Start of Document text

Marriage, Violence and the Nation in the American Literary West

In Marriage, Violence and the Nation in the American Literary West, William R. Handley examines literary interpretations of the western American past. Handley argues that although recent scholarship provides a narrative of western history that counters the optimistic story of frontier individualism by focusing on the victims of conquest, twentieth-century American fiction tells a different story of intra-ethnic violence, surrounding marriages and families. He examines works of historiography, as well as writing by Zane Grey, Willa Cather, Wallace Stegner and Joan Didion among others, to argue that these works highlight white Americans’ anxiety about what happens to American ‘character’ when domestic enemies against whom the nation had defined itself in the nineteenth century, such as Indians and Mormon polygamists, no longer threaten its homes. Handley explains that once its enemies are gone, imperialism brings violence home in retrospective narratives that allegorize national pasts and futures through intimate relationships.

• This study sheds new light on the representation of the settlement of the American West in twentieth century American fiction • Examines canonical fiction and works of historiography as well as generic Westerns • Interdisciplinary: will be of interest to historians as well as literary scholars

Contents

List of illustrations; Preface; Acknowledgments; 1. Western unions; 2. Turner’s rhetorical frontier; 3. Marrying for race and nation: Wister’s omniscience and omissions; 4. Polygamy and empire: Grey’s distinctions; 5. Unwedded west: Cather’s divides; 6. Accident and destiny: Fitzgerald’s fantastic geography; 7. Promises and betrayals: Joan Didion and Wallace Stegner; Postscript.

End of Document text
Start of Supplied information

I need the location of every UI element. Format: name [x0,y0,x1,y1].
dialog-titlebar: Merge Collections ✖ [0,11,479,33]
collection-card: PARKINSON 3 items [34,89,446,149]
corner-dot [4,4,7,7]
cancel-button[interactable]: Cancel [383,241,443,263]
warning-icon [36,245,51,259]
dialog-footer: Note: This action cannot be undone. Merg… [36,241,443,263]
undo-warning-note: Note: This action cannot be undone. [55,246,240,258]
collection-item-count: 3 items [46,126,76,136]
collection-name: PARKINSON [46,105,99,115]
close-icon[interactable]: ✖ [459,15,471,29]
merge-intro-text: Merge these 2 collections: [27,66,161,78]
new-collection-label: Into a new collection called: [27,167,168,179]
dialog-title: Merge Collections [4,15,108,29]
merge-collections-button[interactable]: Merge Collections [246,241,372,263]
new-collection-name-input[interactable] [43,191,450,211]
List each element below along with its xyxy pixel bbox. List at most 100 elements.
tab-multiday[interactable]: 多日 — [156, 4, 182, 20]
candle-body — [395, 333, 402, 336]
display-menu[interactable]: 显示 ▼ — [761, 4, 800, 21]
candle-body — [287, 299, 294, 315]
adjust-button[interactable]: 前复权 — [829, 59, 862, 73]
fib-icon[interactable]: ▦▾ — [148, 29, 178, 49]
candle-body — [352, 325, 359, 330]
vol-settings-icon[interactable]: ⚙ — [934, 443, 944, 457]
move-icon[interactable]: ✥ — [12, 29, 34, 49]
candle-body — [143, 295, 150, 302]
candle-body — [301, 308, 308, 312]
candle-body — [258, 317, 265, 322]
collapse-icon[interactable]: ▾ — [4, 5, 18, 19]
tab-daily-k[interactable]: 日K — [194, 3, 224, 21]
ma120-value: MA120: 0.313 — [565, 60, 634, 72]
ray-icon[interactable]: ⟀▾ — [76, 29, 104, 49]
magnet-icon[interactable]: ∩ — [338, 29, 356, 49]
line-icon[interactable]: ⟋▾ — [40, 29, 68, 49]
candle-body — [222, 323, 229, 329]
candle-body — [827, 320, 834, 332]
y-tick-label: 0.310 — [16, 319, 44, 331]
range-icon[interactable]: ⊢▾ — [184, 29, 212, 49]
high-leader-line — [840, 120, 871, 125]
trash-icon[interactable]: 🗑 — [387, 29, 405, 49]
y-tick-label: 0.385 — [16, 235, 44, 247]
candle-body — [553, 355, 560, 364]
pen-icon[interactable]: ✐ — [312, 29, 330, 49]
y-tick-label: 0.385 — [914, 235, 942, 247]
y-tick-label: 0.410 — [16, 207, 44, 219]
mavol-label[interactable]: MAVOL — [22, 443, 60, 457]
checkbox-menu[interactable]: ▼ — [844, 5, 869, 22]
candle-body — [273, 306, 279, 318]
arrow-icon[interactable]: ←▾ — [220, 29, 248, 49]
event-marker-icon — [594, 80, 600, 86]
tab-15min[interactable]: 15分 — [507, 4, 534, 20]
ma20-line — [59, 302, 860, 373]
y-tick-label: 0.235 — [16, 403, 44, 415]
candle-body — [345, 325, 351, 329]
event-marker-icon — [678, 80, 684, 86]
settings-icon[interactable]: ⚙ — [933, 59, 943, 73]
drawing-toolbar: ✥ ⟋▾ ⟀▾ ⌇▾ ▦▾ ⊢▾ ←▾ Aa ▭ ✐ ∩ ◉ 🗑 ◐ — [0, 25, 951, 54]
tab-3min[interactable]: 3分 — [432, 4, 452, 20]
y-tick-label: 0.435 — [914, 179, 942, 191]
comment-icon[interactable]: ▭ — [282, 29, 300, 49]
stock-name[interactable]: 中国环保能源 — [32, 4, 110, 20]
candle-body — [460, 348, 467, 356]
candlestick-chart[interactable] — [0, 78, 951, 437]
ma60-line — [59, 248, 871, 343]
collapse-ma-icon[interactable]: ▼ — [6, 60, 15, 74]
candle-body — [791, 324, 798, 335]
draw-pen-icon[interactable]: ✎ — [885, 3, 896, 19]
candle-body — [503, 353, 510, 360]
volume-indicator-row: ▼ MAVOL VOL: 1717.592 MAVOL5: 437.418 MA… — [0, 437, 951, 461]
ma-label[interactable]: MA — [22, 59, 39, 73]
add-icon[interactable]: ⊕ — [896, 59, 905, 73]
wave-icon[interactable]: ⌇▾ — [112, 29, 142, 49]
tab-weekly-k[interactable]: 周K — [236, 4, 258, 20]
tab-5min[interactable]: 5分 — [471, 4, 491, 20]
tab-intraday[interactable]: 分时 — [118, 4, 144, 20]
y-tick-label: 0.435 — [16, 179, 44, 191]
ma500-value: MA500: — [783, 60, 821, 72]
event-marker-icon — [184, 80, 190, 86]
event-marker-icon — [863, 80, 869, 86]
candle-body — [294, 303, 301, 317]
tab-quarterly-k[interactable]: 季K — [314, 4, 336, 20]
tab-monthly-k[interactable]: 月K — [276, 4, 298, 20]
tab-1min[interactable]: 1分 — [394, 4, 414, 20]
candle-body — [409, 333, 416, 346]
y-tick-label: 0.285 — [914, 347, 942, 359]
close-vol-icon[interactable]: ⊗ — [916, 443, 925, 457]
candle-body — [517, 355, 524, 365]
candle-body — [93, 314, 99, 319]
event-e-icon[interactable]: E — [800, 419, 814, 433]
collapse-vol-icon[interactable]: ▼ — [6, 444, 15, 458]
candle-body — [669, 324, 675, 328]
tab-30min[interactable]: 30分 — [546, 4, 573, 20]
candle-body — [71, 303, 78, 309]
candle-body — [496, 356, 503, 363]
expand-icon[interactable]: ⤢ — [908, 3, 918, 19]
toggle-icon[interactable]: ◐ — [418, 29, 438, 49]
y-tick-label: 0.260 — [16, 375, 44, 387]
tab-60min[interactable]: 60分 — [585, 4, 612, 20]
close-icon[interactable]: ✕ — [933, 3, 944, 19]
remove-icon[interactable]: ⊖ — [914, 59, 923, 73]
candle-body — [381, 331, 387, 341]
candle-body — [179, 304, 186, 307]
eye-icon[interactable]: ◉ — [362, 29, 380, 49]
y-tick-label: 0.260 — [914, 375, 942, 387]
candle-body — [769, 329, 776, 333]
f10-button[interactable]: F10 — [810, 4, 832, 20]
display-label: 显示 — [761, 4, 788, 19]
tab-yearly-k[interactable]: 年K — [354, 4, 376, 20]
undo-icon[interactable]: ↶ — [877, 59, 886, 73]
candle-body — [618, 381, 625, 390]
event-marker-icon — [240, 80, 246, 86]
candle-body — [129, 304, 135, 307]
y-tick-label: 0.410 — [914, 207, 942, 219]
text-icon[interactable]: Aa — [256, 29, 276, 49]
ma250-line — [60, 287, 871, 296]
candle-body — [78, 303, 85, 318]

End of Supplied information

• [What the task requires] Transcribe the book description word for word, everything from "List of illustrations;" down to "Wallace Stegner; Postscript.".

• [Output]
List of illustrations; Preface; Acknowledgments; 1. Western unions; 2. Turner’s rhetorical frontier; 3. Marrying for race and nation: Wister’s omniscience and omissions; 4. Polygamy and empire: Grey’s distinctions; 5. Unwedded west: Cather’s divides; 6. Accident and destiny: Fitzgerald’s fantastic geography; 7. Promises and betrayals: Joan Didion and Wallace Stegner; Postscript.